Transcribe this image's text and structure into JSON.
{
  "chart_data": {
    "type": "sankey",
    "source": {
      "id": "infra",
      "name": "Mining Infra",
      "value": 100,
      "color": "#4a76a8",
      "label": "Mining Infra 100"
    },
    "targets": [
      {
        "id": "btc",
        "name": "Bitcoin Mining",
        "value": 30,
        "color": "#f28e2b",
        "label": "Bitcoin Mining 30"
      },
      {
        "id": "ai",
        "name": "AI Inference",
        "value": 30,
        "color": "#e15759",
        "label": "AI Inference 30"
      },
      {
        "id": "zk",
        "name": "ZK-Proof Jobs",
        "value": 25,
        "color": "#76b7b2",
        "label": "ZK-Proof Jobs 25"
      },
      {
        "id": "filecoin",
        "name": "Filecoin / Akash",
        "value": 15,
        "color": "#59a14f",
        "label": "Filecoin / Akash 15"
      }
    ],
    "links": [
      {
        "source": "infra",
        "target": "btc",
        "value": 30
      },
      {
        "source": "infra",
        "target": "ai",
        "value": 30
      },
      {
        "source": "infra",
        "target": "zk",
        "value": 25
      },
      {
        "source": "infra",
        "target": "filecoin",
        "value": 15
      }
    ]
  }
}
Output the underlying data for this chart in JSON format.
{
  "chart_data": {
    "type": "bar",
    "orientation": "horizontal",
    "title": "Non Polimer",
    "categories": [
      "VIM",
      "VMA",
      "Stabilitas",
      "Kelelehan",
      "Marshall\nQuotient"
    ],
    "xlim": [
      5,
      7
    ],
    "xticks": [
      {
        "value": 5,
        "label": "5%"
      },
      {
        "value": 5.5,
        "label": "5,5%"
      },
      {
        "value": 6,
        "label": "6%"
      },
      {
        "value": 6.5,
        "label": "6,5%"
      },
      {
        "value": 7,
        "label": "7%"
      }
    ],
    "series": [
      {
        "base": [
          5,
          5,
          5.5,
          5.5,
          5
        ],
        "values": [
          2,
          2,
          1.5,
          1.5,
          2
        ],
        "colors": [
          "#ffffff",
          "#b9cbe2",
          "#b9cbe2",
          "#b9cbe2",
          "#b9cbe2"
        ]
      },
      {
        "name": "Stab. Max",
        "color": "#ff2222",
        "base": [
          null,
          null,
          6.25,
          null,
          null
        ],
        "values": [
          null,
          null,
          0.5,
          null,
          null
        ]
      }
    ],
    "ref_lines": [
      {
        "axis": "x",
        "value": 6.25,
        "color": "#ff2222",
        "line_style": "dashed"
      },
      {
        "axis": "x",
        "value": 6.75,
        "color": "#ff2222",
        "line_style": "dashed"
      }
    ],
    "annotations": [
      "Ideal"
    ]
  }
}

_ _ _ _ _

_INSTRUCTIONS FOR THE TASK:_ Say the number of lines in the records above that include the string "JSON", and no more.

_SOLUTION TO THIS PROBLEM:_ 2